Senator Sharon Keogan — Erasure of "woman" from Maternity Act
Updated: Feb 15
I largely welcome the Bill. It is a hard and often thankless task to balance employer and employee rights, and I know how much of the debate on the legislation in the Dáil and in the committee centred around time periods, whether it would be paid or unpaid, and who would be included or left out of certain provisions. There are those who would tilt the scales entirely in one direction and force employers to pay time and a half to a worker who is out sick for three days, thereby putting the entire country out of business. Likewise, others would love nothing more than to flirt with the opposite extreme and erode workers' rights to flatten profit margins. Neither of these approaches is desirable and it is essential the Government strike a balance, an all-important word in the Bill's Title. To that end, it would be of great interest and importance to analyse and appraise the impact of the Bill on our working economy once it has been in force for some time. Will the Minister speak to that issue? What plans are in place to carry out such an assessment so that we can revise some of the timings in the Bill, if needed?

□ □ □ □ □ □ □

Given request 1:
In the senator's speech, which word does it call all-important in the Bill's Title?

□ □ □ □ □ □ □

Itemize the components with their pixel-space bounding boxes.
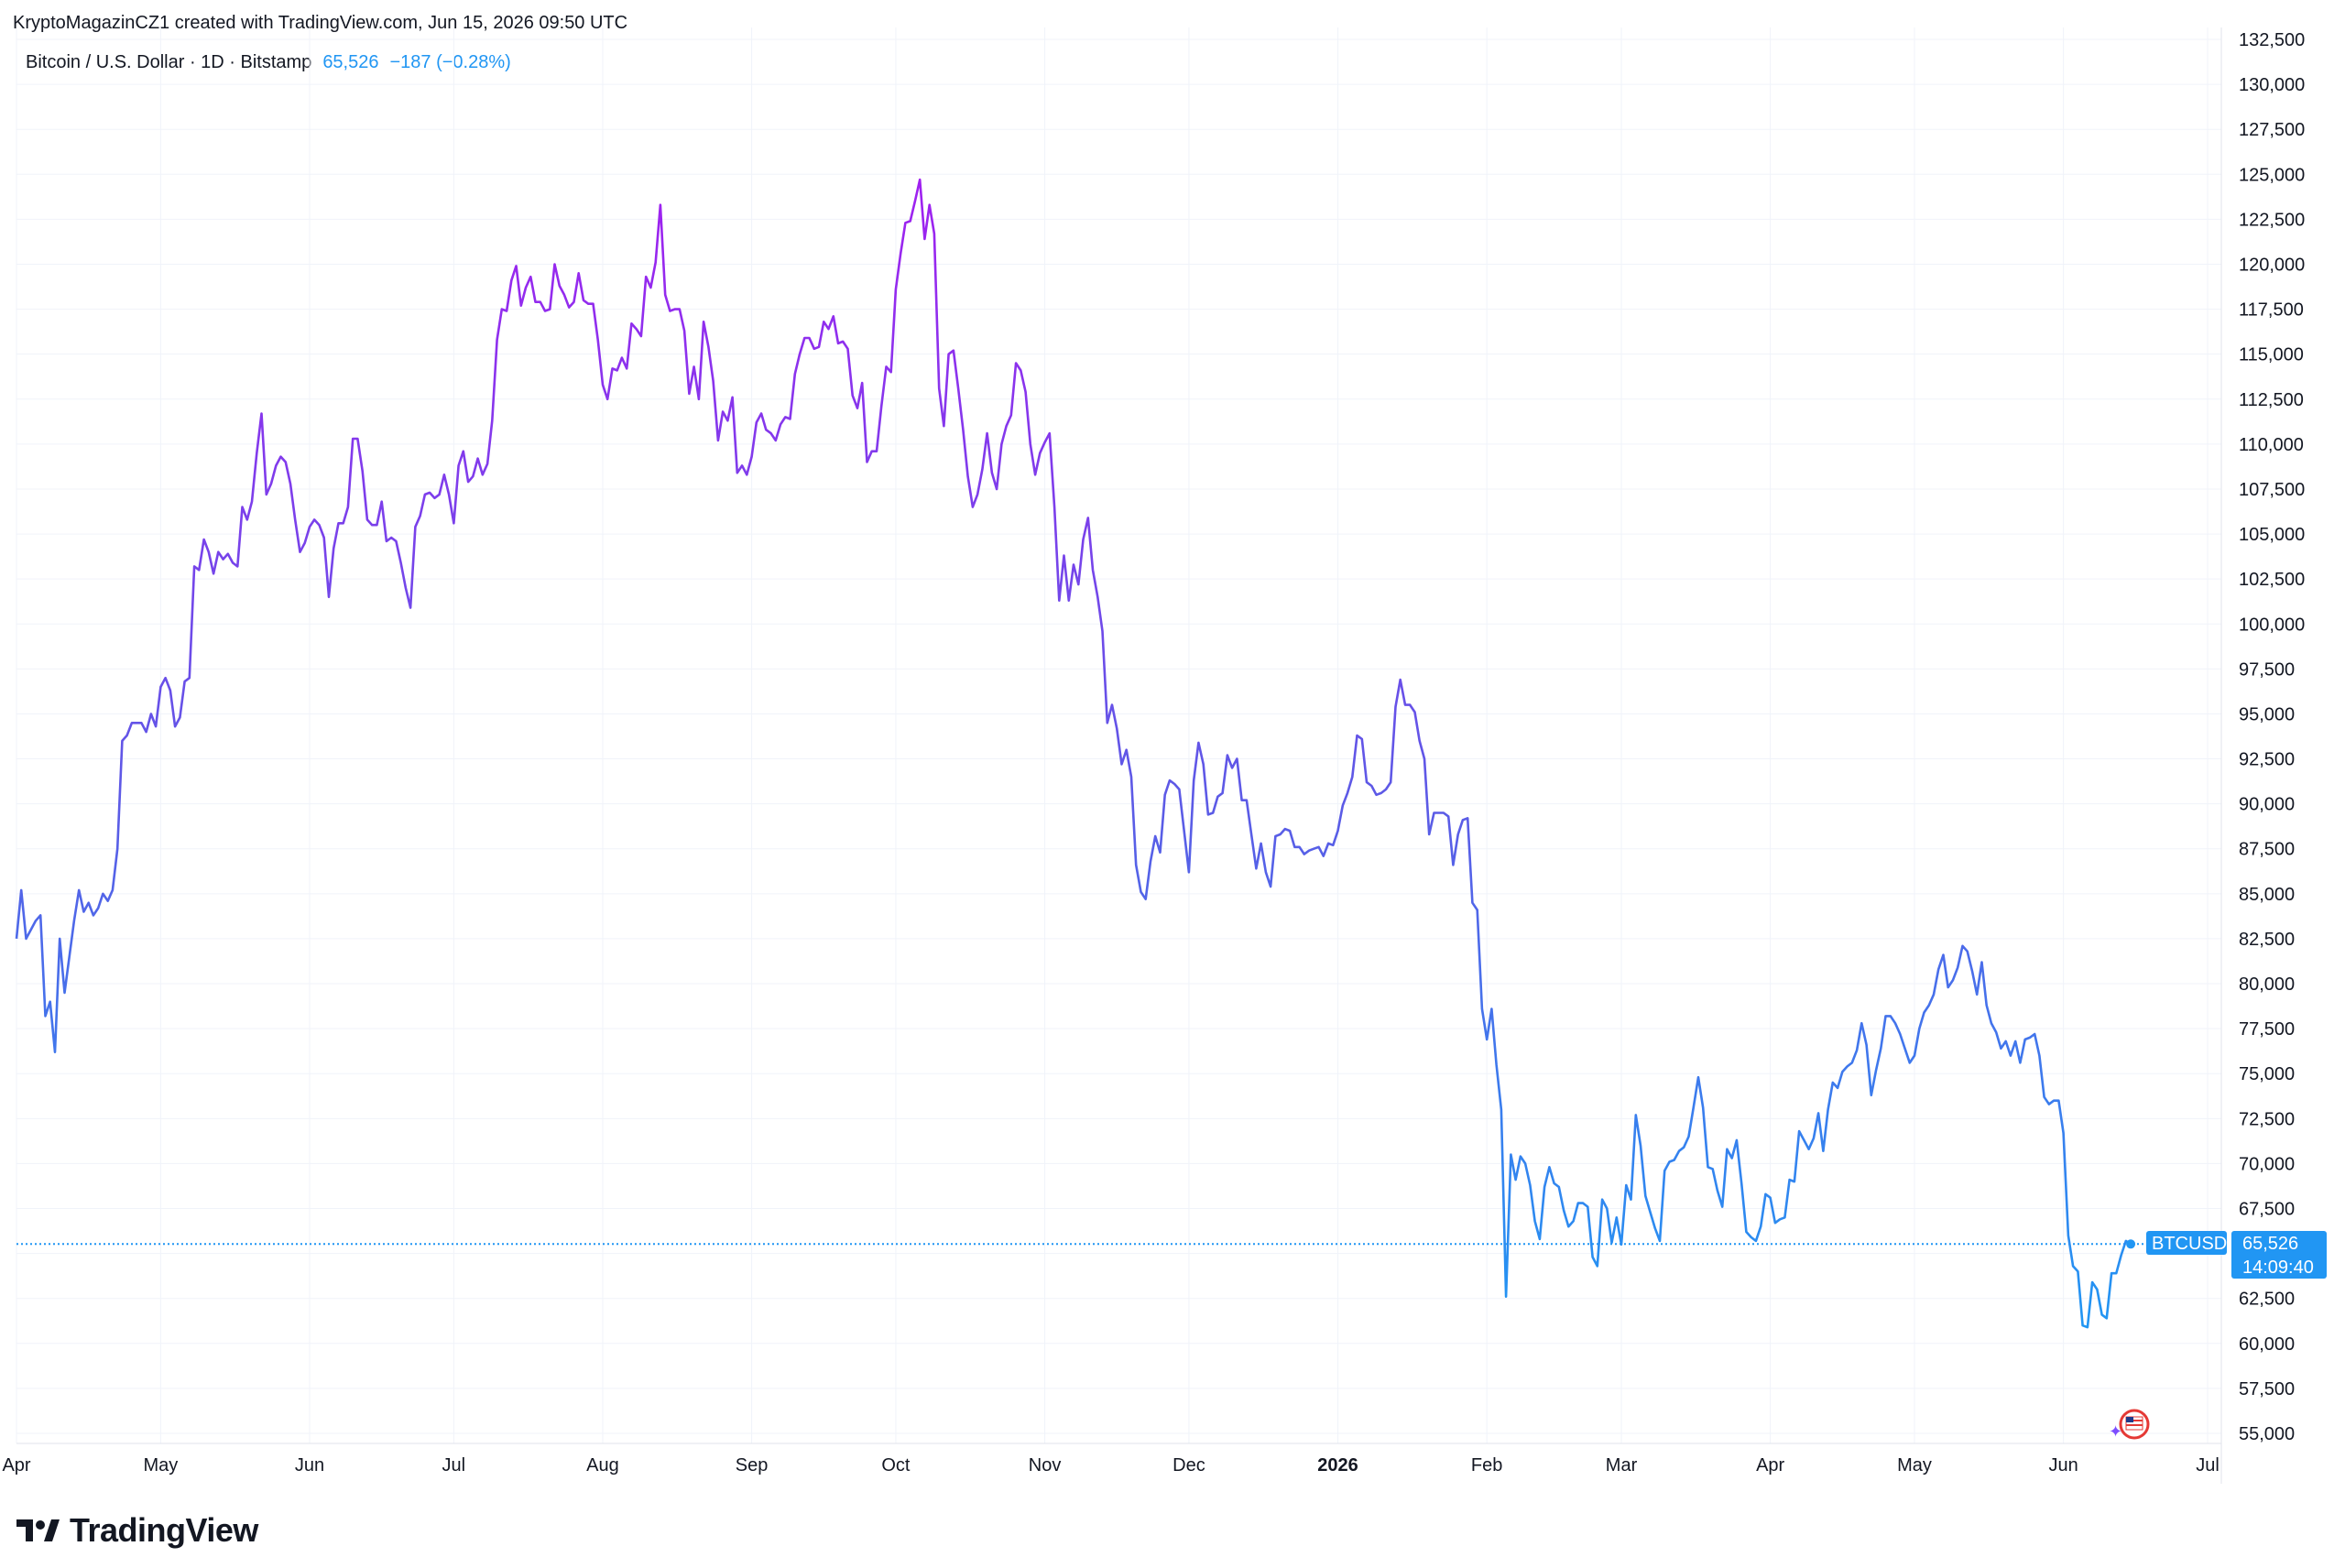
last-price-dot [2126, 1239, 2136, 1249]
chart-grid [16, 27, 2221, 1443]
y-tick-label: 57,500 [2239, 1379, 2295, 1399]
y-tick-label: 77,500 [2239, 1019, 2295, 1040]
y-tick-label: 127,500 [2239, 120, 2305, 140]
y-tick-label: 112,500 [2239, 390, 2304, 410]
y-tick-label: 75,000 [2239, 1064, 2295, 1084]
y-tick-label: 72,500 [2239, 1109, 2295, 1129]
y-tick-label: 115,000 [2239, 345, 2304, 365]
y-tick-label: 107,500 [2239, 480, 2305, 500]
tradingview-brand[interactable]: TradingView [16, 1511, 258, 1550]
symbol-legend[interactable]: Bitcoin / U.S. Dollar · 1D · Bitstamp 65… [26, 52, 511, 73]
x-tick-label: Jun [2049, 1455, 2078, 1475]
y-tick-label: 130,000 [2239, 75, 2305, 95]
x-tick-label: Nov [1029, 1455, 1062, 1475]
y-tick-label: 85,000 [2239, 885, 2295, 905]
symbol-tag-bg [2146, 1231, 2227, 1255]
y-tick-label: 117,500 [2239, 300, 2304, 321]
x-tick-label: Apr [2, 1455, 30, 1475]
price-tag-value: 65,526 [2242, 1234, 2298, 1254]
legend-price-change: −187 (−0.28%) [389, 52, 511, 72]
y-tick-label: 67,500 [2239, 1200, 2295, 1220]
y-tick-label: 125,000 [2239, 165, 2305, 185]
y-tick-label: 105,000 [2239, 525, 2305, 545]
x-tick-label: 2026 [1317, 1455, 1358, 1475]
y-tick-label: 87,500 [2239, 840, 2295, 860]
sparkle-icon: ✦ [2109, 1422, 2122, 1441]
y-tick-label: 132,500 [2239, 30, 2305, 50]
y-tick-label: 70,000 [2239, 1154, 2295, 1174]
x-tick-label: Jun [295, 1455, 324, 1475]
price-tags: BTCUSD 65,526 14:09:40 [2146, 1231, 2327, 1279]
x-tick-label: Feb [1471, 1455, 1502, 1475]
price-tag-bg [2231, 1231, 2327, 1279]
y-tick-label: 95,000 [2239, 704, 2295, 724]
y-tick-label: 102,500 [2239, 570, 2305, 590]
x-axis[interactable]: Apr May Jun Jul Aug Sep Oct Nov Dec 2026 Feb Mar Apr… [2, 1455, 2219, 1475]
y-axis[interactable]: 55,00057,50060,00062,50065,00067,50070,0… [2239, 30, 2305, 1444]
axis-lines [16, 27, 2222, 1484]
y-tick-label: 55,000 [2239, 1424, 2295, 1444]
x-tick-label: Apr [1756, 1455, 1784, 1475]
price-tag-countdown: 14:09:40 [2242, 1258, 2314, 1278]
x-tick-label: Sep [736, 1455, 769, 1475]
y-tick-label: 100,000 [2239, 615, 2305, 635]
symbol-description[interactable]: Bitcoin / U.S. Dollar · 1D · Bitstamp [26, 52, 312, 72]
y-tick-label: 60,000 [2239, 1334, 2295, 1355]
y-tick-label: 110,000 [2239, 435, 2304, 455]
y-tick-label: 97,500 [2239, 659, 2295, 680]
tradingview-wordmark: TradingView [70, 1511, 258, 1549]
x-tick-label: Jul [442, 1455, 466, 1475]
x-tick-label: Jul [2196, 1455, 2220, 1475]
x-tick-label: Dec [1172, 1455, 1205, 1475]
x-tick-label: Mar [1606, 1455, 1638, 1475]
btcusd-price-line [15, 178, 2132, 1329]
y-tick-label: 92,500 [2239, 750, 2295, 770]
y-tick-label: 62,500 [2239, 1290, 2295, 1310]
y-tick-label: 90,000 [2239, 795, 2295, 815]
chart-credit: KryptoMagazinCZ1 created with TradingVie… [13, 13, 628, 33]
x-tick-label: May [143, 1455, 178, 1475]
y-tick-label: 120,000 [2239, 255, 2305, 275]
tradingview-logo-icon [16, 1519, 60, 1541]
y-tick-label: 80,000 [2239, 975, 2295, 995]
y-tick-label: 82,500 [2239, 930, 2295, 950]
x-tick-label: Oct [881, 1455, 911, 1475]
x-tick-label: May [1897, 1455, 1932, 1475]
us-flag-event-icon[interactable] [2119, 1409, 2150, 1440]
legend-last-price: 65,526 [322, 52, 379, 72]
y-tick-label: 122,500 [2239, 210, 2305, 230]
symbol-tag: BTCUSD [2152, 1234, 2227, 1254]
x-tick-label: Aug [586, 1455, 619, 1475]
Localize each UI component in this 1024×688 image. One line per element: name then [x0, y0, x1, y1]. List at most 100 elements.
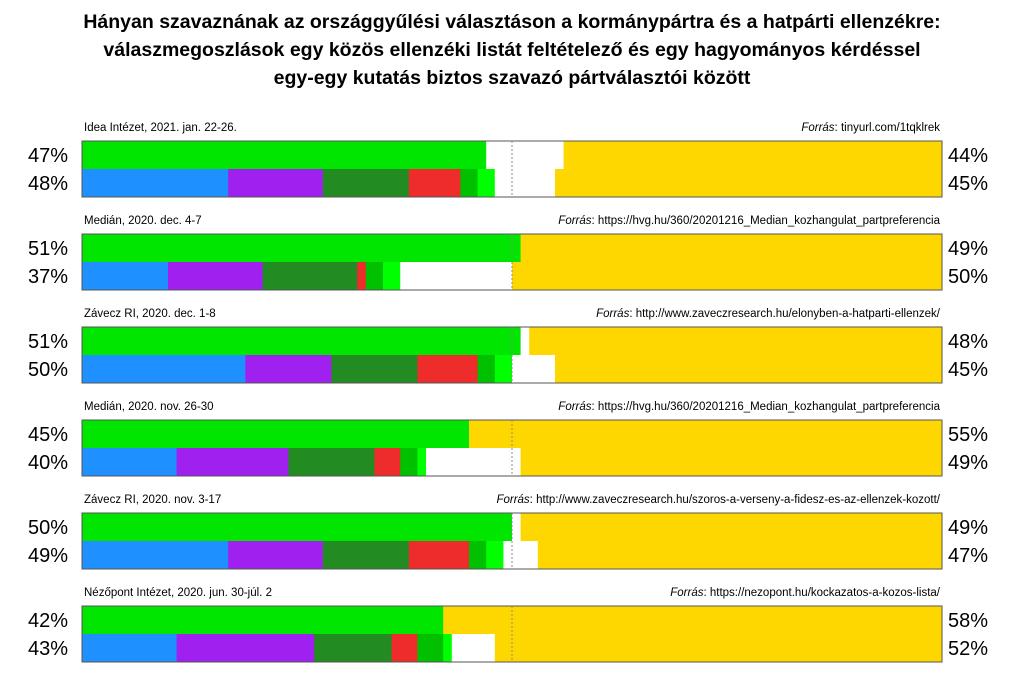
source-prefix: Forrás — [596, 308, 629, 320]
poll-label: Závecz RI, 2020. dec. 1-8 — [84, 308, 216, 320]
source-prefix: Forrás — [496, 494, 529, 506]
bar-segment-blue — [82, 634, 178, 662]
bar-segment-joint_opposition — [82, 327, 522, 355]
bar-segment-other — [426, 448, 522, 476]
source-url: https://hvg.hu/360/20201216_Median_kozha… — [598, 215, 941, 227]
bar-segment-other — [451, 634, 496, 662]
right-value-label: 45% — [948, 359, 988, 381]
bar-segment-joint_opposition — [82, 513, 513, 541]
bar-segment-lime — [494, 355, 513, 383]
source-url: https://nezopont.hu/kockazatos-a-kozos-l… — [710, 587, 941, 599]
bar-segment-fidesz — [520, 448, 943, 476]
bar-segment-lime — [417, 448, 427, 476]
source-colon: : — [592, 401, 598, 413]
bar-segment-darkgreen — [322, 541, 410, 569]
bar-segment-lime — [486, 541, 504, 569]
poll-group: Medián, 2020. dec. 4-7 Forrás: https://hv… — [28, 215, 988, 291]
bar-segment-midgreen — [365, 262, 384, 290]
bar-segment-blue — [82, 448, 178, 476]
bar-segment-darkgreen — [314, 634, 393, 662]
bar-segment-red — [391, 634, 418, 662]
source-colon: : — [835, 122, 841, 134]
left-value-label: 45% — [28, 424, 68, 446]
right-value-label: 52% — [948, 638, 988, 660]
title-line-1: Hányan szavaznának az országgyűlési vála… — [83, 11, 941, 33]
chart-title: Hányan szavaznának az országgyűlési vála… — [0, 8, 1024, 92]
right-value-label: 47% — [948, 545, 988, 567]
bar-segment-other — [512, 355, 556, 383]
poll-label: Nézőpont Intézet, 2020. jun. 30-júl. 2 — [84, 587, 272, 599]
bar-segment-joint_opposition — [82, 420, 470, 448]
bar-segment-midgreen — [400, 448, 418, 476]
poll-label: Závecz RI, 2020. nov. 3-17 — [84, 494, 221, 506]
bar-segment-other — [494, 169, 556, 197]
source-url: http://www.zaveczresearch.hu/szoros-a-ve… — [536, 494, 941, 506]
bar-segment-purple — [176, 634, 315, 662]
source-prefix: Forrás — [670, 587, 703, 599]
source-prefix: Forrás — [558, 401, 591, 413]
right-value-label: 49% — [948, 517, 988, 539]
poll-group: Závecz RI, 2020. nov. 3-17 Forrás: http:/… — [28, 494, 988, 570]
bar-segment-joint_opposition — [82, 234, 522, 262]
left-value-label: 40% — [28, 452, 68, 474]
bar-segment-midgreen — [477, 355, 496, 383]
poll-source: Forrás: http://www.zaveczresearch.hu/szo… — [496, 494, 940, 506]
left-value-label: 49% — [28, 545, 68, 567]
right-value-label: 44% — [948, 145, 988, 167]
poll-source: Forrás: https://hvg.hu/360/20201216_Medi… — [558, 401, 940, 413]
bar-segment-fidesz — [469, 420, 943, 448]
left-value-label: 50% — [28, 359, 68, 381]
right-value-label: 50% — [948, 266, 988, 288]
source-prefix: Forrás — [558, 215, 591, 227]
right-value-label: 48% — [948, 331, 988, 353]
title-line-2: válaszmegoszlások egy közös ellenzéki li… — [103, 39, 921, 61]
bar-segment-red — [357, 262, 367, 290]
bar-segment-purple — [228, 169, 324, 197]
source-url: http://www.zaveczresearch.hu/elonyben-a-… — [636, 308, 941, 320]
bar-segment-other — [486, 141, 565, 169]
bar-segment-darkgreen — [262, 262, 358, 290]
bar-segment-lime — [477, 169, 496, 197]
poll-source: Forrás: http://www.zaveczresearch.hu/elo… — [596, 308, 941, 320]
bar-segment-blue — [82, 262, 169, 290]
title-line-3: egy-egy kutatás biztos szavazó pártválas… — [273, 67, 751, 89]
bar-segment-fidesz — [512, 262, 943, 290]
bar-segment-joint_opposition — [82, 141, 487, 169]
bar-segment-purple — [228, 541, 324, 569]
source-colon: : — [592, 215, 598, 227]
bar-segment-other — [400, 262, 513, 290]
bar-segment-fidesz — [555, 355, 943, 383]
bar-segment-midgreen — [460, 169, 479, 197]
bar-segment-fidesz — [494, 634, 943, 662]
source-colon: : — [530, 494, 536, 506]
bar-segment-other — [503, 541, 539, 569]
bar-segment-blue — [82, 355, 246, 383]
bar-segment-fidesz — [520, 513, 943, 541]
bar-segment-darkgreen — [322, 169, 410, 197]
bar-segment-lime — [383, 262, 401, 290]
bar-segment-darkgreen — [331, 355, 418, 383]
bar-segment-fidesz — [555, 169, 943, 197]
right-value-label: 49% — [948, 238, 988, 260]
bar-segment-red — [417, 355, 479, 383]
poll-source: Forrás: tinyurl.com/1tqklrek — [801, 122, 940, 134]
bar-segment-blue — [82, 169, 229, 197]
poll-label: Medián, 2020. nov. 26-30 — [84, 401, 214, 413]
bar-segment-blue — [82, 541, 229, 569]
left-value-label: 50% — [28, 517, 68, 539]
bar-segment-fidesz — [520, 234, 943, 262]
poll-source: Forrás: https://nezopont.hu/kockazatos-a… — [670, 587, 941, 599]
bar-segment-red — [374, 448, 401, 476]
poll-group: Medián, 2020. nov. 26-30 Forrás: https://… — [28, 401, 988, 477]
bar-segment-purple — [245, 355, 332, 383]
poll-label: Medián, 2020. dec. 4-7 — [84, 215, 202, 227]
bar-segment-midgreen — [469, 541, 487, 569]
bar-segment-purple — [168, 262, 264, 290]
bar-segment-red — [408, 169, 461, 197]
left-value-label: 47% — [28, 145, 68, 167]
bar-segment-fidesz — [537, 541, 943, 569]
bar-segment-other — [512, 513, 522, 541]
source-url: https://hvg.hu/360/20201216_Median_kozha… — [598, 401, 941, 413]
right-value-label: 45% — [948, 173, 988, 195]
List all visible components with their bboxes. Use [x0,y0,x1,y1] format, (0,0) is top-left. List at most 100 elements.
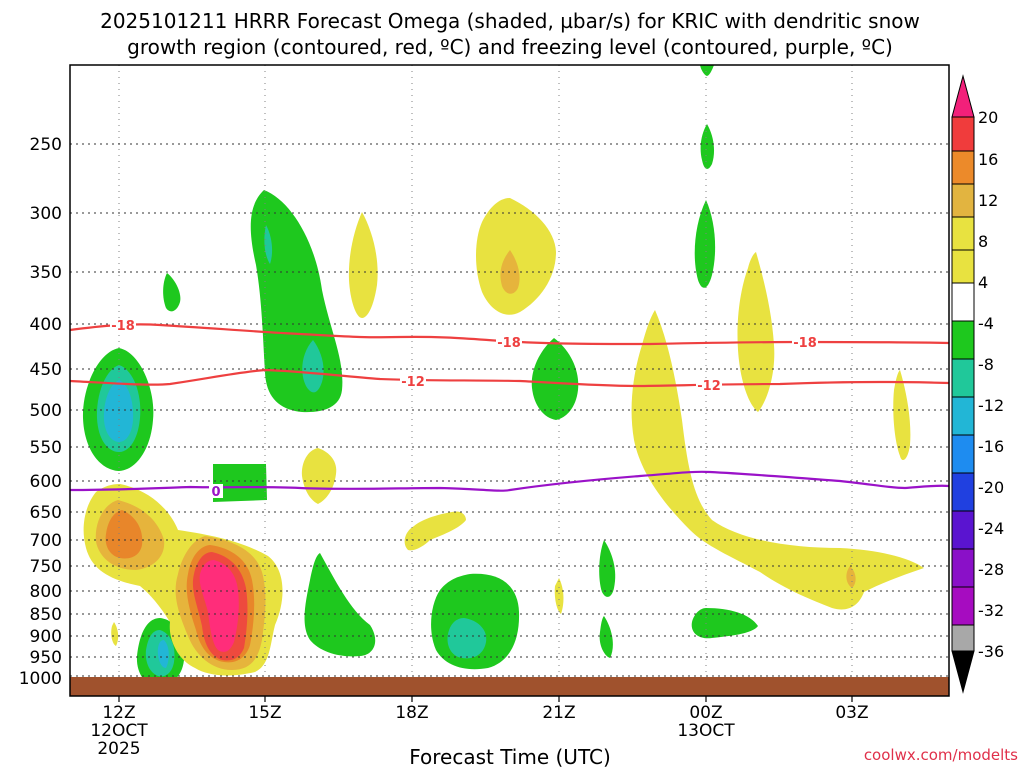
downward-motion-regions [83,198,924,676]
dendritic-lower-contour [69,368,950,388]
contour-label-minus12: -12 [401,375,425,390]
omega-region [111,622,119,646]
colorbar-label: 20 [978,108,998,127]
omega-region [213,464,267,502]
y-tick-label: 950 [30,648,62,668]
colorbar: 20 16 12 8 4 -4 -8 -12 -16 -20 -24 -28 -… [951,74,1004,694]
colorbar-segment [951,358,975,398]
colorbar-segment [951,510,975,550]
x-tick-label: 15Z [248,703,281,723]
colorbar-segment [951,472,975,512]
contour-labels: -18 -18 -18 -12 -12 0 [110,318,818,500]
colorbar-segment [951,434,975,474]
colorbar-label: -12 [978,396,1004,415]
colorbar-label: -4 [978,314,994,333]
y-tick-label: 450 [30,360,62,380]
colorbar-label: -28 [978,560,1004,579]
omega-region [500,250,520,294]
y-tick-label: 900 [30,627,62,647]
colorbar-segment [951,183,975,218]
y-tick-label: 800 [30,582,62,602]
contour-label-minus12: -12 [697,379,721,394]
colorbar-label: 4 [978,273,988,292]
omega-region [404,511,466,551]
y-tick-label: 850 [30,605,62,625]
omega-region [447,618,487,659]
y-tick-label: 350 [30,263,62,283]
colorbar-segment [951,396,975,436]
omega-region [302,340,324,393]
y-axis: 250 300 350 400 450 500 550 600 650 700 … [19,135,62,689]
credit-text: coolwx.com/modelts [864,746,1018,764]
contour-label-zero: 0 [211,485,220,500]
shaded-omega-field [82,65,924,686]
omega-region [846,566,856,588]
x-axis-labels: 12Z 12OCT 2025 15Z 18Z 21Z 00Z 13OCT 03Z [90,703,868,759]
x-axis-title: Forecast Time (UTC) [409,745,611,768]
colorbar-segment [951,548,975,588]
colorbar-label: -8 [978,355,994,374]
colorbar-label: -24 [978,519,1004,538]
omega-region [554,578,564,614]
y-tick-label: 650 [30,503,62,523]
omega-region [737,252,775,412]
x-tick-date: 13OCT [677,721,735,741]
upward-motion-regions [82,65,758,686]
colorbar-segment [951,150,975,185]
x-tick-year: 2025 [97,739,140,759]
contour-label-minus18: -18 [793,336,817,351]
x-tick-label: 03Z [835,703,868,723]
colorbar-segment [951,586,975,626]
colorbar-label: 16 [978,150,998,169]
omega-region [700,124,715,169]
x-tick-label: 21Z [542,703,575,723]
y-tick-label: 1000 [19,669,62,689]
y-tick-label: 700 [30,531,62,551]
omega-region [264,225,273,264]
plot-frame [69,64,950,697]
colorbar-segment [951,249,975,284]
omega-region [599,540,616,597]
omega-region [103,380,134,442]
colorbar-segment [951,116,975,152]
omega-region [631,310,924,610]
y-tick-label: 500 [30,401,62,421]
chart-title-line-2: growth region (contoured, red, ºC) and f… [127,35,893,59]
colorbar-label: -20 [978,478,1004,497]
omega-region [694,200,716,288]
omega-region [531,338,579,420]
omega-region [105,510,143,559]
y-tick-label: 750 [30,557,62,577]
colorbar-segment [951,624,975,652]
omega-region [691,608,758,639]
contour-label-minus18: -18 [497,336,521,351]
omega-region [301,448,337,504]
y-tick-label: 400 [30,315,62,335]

□ □ □ □ □ □ □

Given request 2:
Copy the records starting with the line containing "source-prefix: Forrás — [596, 308, 629, 320]" and going on through the line containing "bar-segment-other — [426, 448, 522, 476]", changing "source-prefix" to "source-label" and keeping everything else the same.

Finished answer 1:
balance

Finished answer 2:
source-label: Forrás — [596, 308, 629, 320]
poll-label: Závecz RI, 2020. dec. 1-8 — [84, 308, 216, 320]
source-label: Forrás — [496, 494, 529, 506]
bar-segment-blue — [82, 634, 178, 662]
bar-segment-joint_opposition — [82, 327, 522, 355]
bar-segment-other — [426, 448, 522, 476]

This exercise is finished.